[WHAT TO DO] Print the records below word for word, but leave out the pictures.

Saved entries
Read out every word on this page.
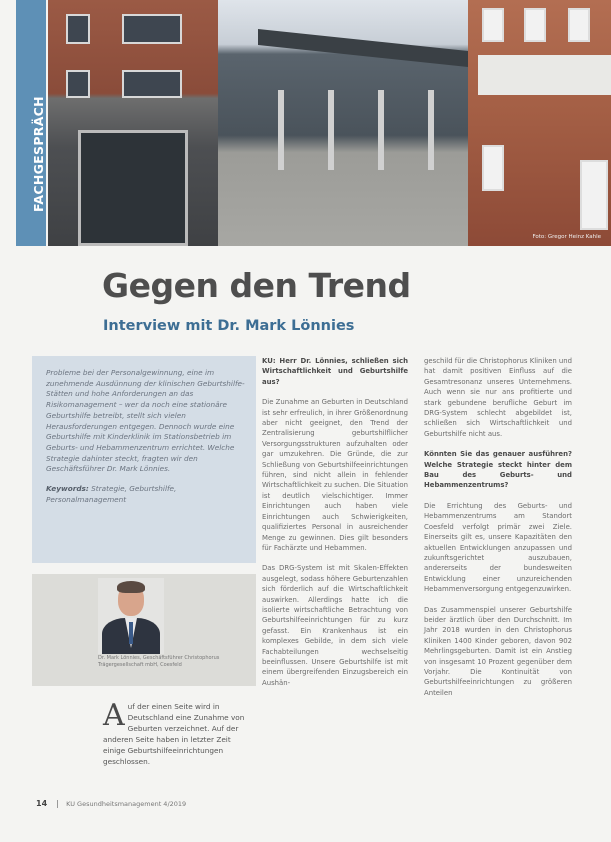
FACHGESPRÄCH
Foto: Gregor Heinz Kahle
Gegen den Trend
Interview mit Dr. Mark Lönnies

Probleme bei der Personalgewinnung, eine im zunehmende Ausdünnung der klinischen Geburtshilfe-Stätten und hohe Anforderungen an das Risikomanagement – wer da noch eine stationäre Geburtshilfe betreibt, stellt sich vielen Herausforderungen entgegen. Dennoch wurde eine Geburtshilfe mit Kinderklinik im Stationsbetrieb im Geburts- und Hebammenzentrum errichtet. Welche Strategie dahinter steckt, fragten wir den Geschäftsführer Dr. Mark Lönnies.

Keywords: Strategie, Geburtshilfe, Personalmanagement

Dr. Mark Lönnies, Geschäftsführer Christophorus Trägergesellschaft mbH, Coesfeld
Auf der einen Seite wird in Deutschland eine Zunahme von Geburten verzeichnet. Auf der anderen Seite haben in letzter Zeit einige Geburtshilfeeinrichtungen geschlossen.

KU: Herr Dr. Lönnies, schließen sich Wirtschaftlichkeit und Geburtshilfe aus?

Die Zunahme an Geburten in Deutschland ist sehr erfreulich, in ihrer Größenordnung aber nicht geeignet, den Trend der Zentralisierung geburtshilflicher Versorgungsstrukturen aufzuhalten oder gar umzukehren. Die Gründe, die zur Schließung von Geburtshilfeeinrichtungen führen, sind nicht allein in fehlender Wirtschaftlichkeit zu suchen. Die Situation ist deutlich vielschichtiger. Immer Einrichtungen auch haben viele Einrichtungen auch Schwierigkeiten, qualifiziertes Personal in ausreichender Menge zu gewinnen. Dies gilt besonders für Fachärzte und Hebammen.

Das DRG-System ist mit Skalen-Effekten ausgelegt, sodass höhere Geburtenzahlen sich förderlich auf die Wirtschaftlichkeit auswirken. Allerdings hatte ich die isolierte wirtschaftliche Betrachtung von Geburtshilfeeinrichtungen für zu kurz gefasst. Ein Krankenhaus ist ein komplexes Gebilde, in dem sich viele Fachabteilungen wechselseitig beeinflussen. Unsere Geburtshilfe ist mit einem übergreifenden Einzugsbereich ein Aushän-

geschild für die Christophorus Kliniken und hat damit positiven Einfluss auf die Gesamtresonanz unseres Unternehmens. Auch wenn sie nur ans profitierte und stark gebundene berufliche Geburt im DRG-System schlecht abgebildet ist, schließen sich Wirtschaftlichkeit und Geburtshilfe nicht aus.

Könnten Sie das genauer ausführen? Welche Strategie steckt hinter dem Bau des Geburts- und Hebammenzentrums?

Die Errichtung des Geburts- und Hebammenzentrums am Standort Coesfeld verfolgt primär zwei Ziele. Einerseits gilt es, unsere Kapazitäten den aktuellen Entwicklungen anzupassen und zukunftsgerichtet auszubauen, andererseits der bundesweiten Entwicklung einer unzureichenden Hebammenversorgung entgegenzuwirken.

Das Zusammenspiel unserer Geburtshilfe beider ärztlich über den Durchschnitt. Im Jahr 2018 wurden in den Christophorus Kliniken 1400 Kinder geboren, davon 902 Mehrlingsgeburten. Damit ist ein Anstieg von insgesamt 10 Prozent gegenüber dem Vorjahr. Die Kontinuität von Geburtshilfeeinrichtungen zu größeren Anteilen

14	KU Gesundheitsmanagement 4/2019
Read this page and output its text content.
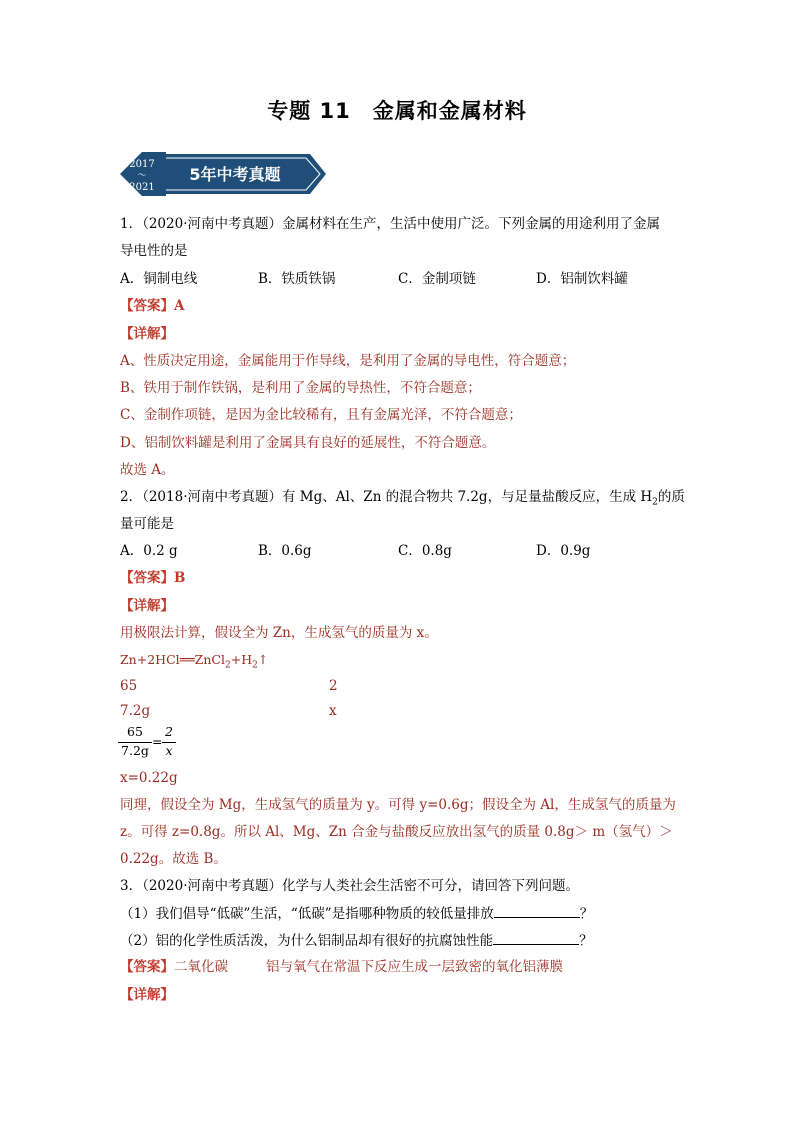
专题 11　金属和金属材料
2017
～
2021
5年中考真题
1．（2020·河南中考真题）金属材料在生产，生活中使用广泛。下列金属的用途利用了金属
导电性的是
A．铜制电线	B．铁质铁锅	C．金制项链	D．铝制饮料罐
【答案】A
【详解】
A、性质决定用途，金属能用于作导线，是利用了金属的导电性，符合题意；
B、铁用于制作铁锅，是利用了金属的导热性，不符合题意；
C、金制作项链，是因为金比较稀有，且有金属光泽，不符合题意；
D、铝制饮料罐是利用了金属具有良好的延展性，不符合题意。
故选 A。
2．（2018·河南中考真题）有 Mg、Al、Zn 的混合物共 7.2g，与足量盐酸反应，生成 $H_2$的质
量可能是
A．0.2 g	B．0.6g	C．0.8g	D．0.9g
【答案】B
【详解】
用极限法计算，假设全为 Zn，生成氢气的质量为 x。
$Zn+2HCl══ZnCl_2+H_2↑$
65	2
7.2g	x
65
7.2g
=
2
x
x=0.22g
同理，假设全为 Mg，生成氢气的质量为 y。可得 y=0.6g；假设全为 Al，生成氢气的质量为
z。可得 z=0.8g。所以 Al、Mg、Zn 合金与盐酸反应放出氢气的质量 0.8g＞ m（氢气）＞
0.22g。故选 B。
3．（2020·河南中考真题）化学与人类社会生活密不可分，请回答下列问题。
（1）我们倡导“低碳”生活，“低碳”是指哪种物质的较低量排放	？
（2）铝的化学性质活泼，为什么铝制品却有很好的抗腐蚀性能	？
【答案】二氧化碳	铝与氧气在常温下反应生成一层致密的氧化铝薄膜
【详解】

[RIGHT ANSWER]
Read out every word on this page.
FACHGESPRÄCH
Foto: Gregor Heinz Kahle
Gegen den Trend
Interview mit Dr. Mark Lönnies

Probleme bei der Personalgewinnung, eine im zunehmende Ausdünnung der klinischen Geburtshilfe-Stätten und hohe Anforderungen an das Risikomanagement – wer da noch eine stationäre Geburtshilfe betreibt, stellt sich vielen Herausforderungen entgegen. Dennoch wurde eine Geburtshilfe mit Kinderklinik im Stationsbetrieb im Geburts- und Hebammenzentrum errichtet. Welche Strategie dahinter steckt, fragten wir den Geschäftsführer Dr. Mark Lönnies.

Keywords: Strategie, Geburtshilfe, Personalmanagement

Dr. Mark Lönnies, Geschäftsführer Christophorus Trägergesellschaft mbH, Coesfeld
Auf der einen Seite wird in Deutschland eine Zunahme von Geburten verzeichnet. Auf der anderen Seite haben in letzter Zeit einige Geburtshilfeeinrichtungen geschlossen.

KU: Herr Dr. Lönnies, schließen sich Wirtschaftlichkeit und Geburtshilfe aus?

Die Zunahme an Geburten in Deutschland ist sehr erfreulich, in ihrer Größenordnung aber nicht geeignet, den Trend der Zentralisierung geburtshilflicher Versorgungsstrukturen aufzuhalten oder gar umzukehren. Die Gründe, die zur Schließung von Geburtshilfeeinrichtungen führen, sind nicht allein in fehlender Wirtschaftlichkeit zu suchen. Die Situation ist deutlich vielschichtiger. Immer Einrichtungen auch haben viele Einrichtungen auch Schwierigkeiten, qualifiziertes Personal in ausreichender Menge zu gewinnen. Dies gilt besonders für Fachärzte und Hebammen.

Das DRG-System ist mit Skalen-Effekten ausgelegt, sodass höhere Geburtenzahlen sich förderlich auf die Wirtschaftlichkeit auswirken. Allerdings hatte ich die isolierte wirtschaftliche Betrachtung von Geburtshilfeeinrichtungen für zu kurz gefasst. Ein Krankenhaus ist ein komplexes Gebilde, in dem sich viele Fachabteilungen wechselseitig beeinflussen. Unsere Geburtshilfe ist mit einem übergreifenden Einzugsbereich ein Aushän-

geschild für die Christophorus Kliniken und hat damit positiven Einfluss auf die Gesamtresonanz unseres Unternehmens. Auch wenn sie nur ans profitierte und stark gebundene berufliche Geburt im DRG-System schlecht abgebildet ist, schließen sich Wirtschaftlichkeit und Geburtshilfe nicht aus.

Könnten Sie das genauer ausführen? Welche Strategie steckt hinter dem Bau des Geburts- und Hebammenzentrums?

Die Errichtung des Geburts- und Hebammenzentrums am Standort Coesfeld verfolgt primär zwei Ziele. Einerseits gilt es, unsere Kapazitäten den aktuellen Entwicklungen anzupassen und zukunftsgerichtet auszubauen, andererseits der bundesweiten Entwicklung einer unzureichenden Hebammenversorgung entgegenzuwirken.

Das Zusammenspiel unserer Geburtshilfe beider ärztlich über den Durchschnitt. Im Jahr 2018 wurden in den Christophorus Kliniken 1400 Kinder geboren, davon 902 Mehrlingsgeburten. Damit ist ein Anstieg von insgesamt 10 Prozent gegenüber dem Vorjahr. Die Kontinuität von Geburtshilfeeinrichtungen zu größeren Anteilen

14	KU Gesundheitsmanagement 4/2019
Read this page and output its text content.
专题 11　金属和金属材料
2017
～
2021
5年中考真题
1．（2020·河南中考真题）金属材料在生产，生活中使用广泛。下列金属的用途利用了金属
导电性的是
A．铜制电线	B．铁质铁锅	C．金制项链	D．铝制饮料罐
【答案】A
【详解】
A、性质决定用途，金属能用于作导线，是利用了金属的导电性，符合题意；
B、铁用于制作铁锅，是利用了金属的导热性，不符合题意；
C、金制作项链，是因为金比较稀有，且有金属光泽，不符合题意；
D、铝制饮料罐是利用了金属具有良好的延展性，不符合题意。
故选 A。
2．（2018·河南中考真题）有 Mg、Al、Zn 的混合物共 7.2g，与足量盐酸反应，生成 $H_2$的质
量可能是
A．0.2 g	B．0.6g	C．0.8g	D．0.9g
【答案】B
【详解】
用极限法计算，假设全为 Zn，生成氢气的质量为 x。
$Zn+2HCl══ZnCl_2+H_2↑$
65	2
7.2g	x
65
7.2g
=
2
x
x=0.22g
同理，假设全为 Mg，生成氢气的质量为 y。可得 y=0.6g；假设全为 Al，生成氢气的质量为
z。可得 z=0.8g。所以 Al、Mg、Zn 合金与盐酸反应放出氢气的质量 0.8g＞ m（氢气）＞
0.22g。故选 B。
3．（2020·河南中考真题）化学与人类社会生活密不可分，请回答下列问题。
（1）我们倡导“低碳”生活，“低碳”是指哪种物质的较低量排放	？
（2）铝的化学性质活泼，为什么铝制品却有很好的抗腐蚀性能	？
【答案】二氧化碳	铝与氧气在常温下反应生成一层致密的氧化铝薄膜
【详解】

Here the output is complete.